## [AIM]
Repeat every entry word for word, but leave the images out of your copy.

## [GIVEN ENTRIES]
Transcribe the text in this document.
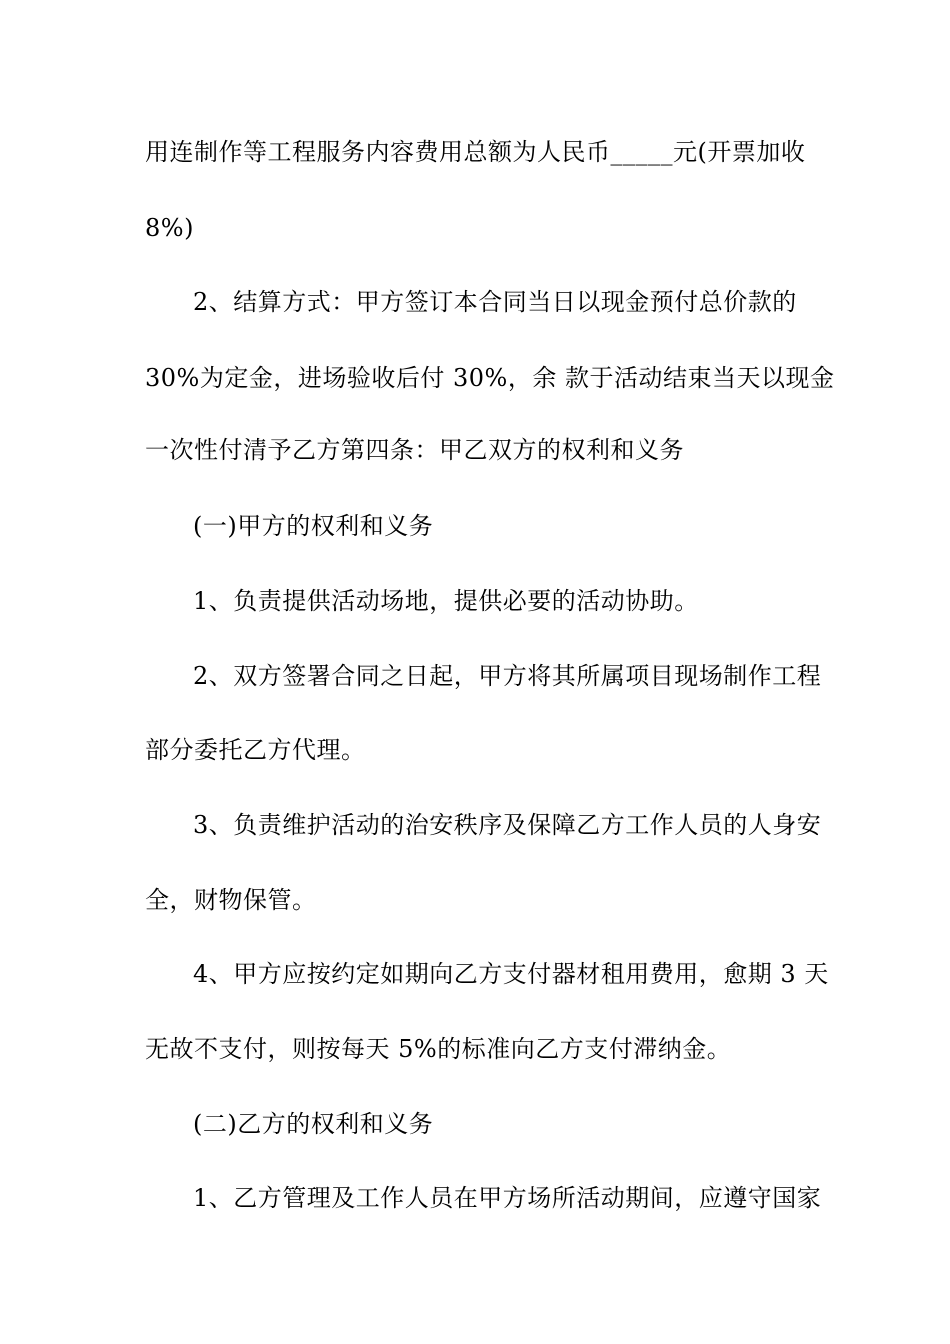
用连制作等工程服务内容费用总额为人民币_____元(开票加收
8%)
2、结算方式：甲方签订本合同当日以现金预付总价款的
30%为定金，进场验收后付 30%，余 款于活动结束当天以现金
一次性付清予乙方第四条：甲乙双方的权利和义务
(一)甲方的权利和义务
1、负责提供活动场地，提供必要的活动协助。
2、双方签署合同之日起，甲方将其所属项目现场制作工程
部分委托乙方代理。
3、负责维护活动的治安秩序及保障乙方工作人员的人身安
全，财物保管。
4、甲方应按约定如期向乙方支付器材租用费用，愈期 3 天
无故不支付，则按每天 5%的标准向乙方支付滞纳金。
(二)乙方的权利和义务
1、乙方管理及工作人员在甲方场所活动期间，应遵守国家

## [EXPECTED ANSWER]
Transcribe the text in this document.
用连制作等工程服务内容费用总额为人民币_____元(开票加收
8%)
2、结算方式：甲方签订本合同当日以现金预付总价款的
30%为定金，进场验收后付 30%，余 款于活动结束当天以现金
一次性付清予乙方第四条：甲乙双方的权利和义务
(一)甲方的权利和义务
1、负责提供活动场地，提供必要的活动协助。
2、双方签署合同之日起，甲方将其所属项目现场制作工程
部分委托乙方代理。
3、负责维护活动的治安秩序及保障乙方工作人员的人身安
全，财物保管。
4、甲方应按约定如期向乙方支付器材租用费用，愈期 3 天
无故不支付，则按每天 5%的标准向乙方支付滞纳金。
(二)乙方的权利和义务
1、乙方管理及工作人员在甲方场所活动期间，应遵守国家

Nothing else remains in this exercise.